• SET PROBLEM: Find each line containing the string "state" and return it.

========

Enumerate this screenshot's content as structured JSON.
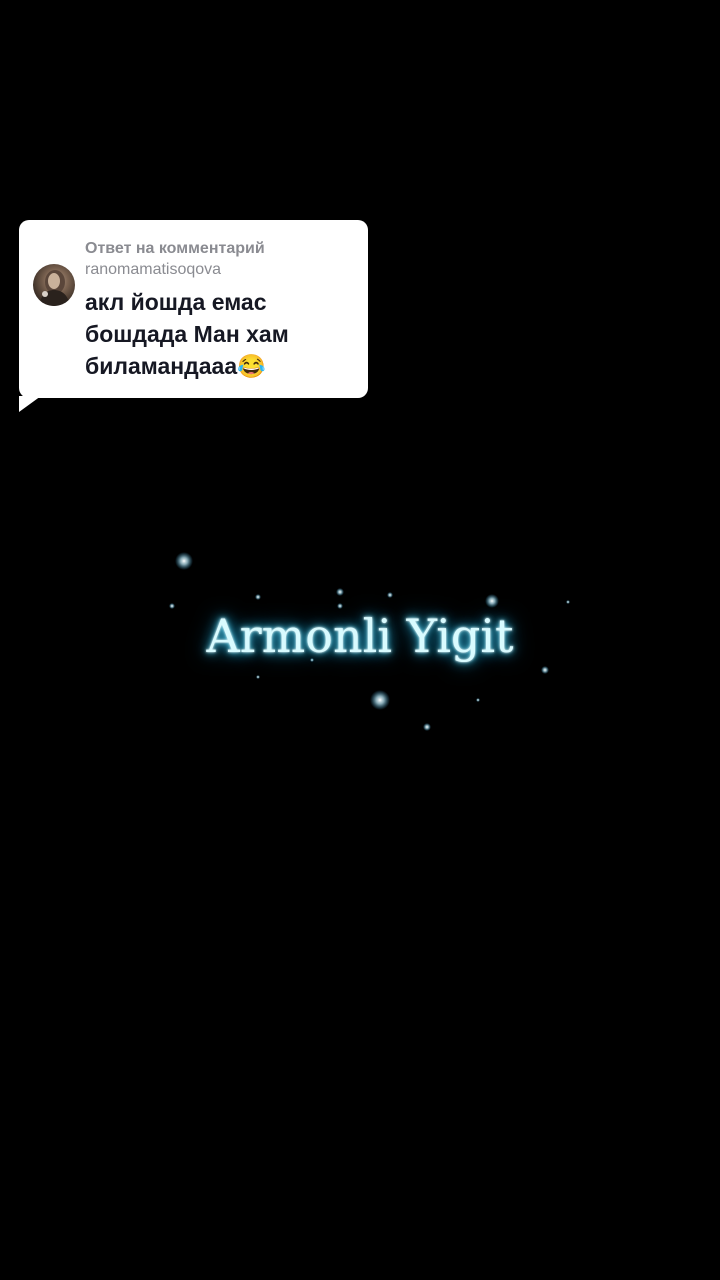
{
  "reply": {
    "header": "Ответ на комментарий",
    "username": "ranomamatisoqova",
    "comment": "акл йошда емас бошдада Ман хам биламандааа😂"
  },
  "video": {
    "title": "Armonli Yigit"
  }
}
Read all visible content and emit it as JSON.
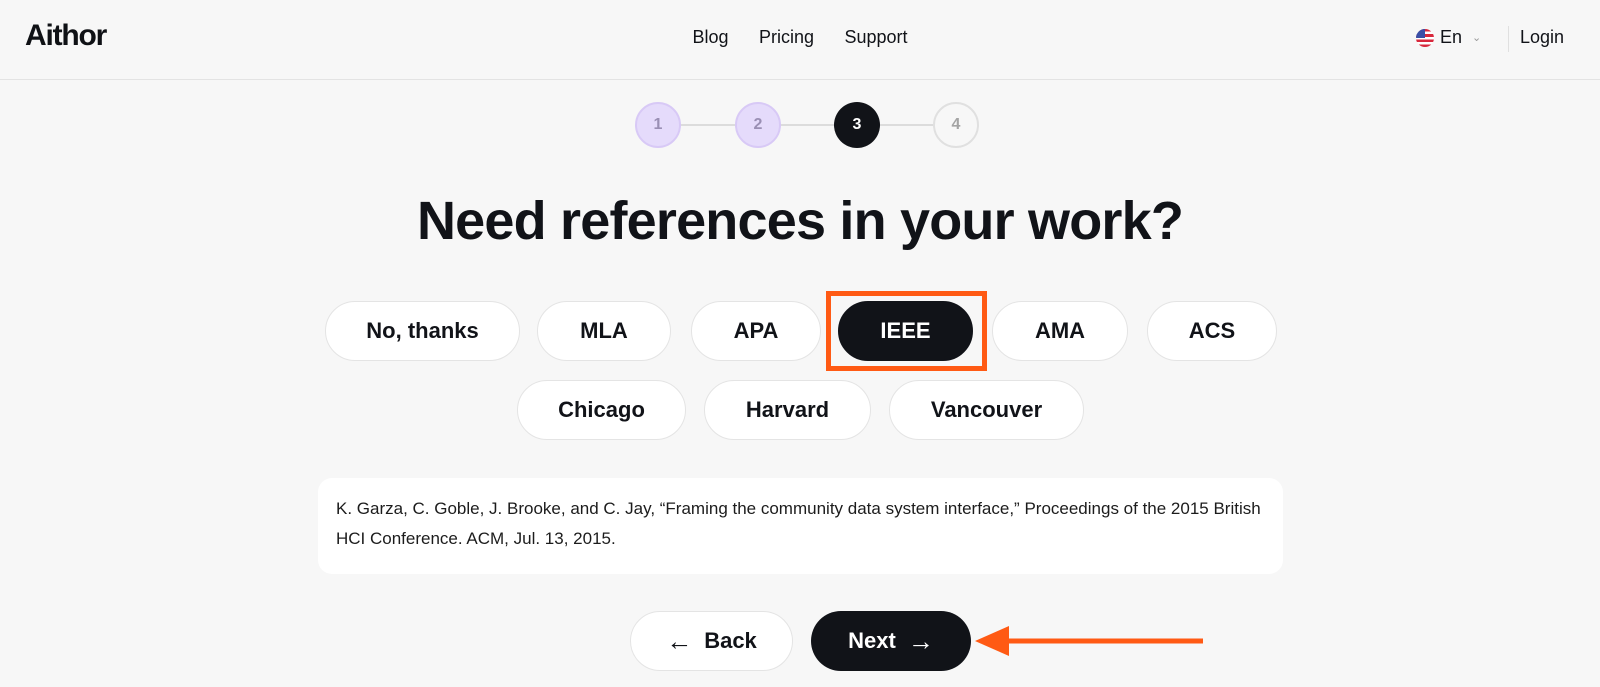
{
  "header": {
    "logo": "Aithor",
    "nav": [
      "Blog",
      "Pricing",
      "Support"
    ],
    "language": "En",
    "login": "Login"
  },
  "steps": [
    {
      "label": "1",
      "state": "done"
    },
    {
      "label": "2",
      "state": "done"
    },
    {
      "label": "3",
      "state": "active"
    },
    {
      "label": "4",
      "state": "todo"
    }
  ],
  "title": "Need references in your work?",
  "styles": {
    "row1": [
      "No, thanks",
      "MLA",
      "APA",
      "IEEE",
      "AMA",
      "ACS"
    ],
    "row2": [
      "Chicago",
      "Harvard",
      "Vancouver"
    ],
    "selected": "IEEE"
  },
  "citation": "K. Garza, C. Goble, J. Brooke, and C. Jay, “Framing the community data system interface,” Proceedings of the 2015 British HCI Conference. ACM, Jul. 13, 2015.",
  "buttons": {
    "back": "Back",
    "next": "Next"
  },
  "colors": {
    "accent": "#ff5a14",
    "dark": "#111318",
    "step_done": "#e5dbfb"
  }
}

========

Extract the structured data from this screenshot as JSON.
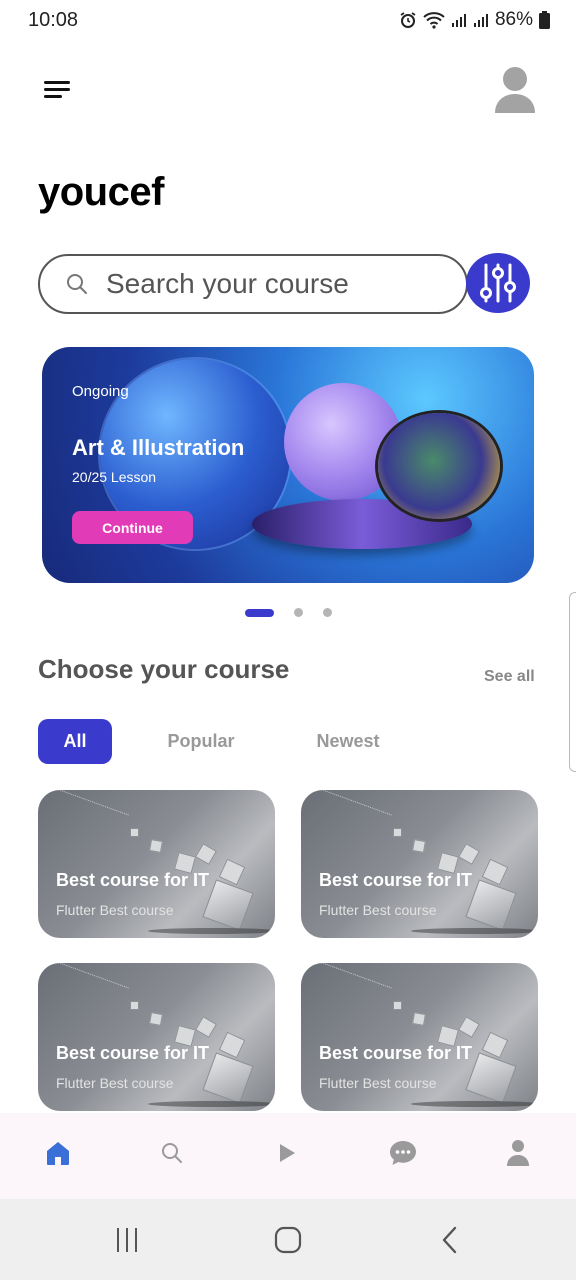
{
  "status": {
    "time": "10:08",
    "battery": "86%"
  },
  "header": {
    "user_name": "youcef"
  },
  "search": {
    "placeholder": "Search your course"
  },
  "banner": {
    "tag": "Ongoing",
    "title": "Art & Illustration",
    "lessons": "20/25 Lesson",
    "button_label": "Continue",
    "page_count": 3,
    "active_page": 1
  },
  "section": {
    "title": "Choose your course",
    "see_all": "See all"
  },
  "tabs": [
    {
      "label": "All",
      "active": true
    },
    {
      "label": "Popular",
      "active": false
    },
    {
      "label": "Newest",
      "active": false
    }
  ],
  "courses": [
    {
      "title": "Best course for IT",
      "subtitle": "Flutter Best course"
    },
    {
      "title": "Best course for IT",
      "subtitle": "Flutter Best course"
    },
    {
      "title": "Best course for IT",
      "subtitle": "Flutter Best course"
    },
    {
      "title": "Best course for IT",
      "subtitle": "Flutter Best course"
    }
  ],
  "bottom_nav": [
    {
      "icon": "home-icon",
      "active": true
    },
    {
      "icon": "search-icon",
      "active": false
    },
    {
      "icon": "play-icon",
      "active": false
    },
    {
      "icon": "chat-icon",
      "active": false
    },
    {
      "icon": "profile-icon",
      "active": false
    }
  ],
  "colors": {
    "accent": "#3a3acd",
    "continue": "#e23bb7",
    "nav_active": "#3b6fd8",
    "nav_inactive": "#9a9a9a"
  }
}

========

• SOLUTION TO THE PROBLEM:
      "state": "done"
      "state": "done"
      "state": "active"
      "state": "todo"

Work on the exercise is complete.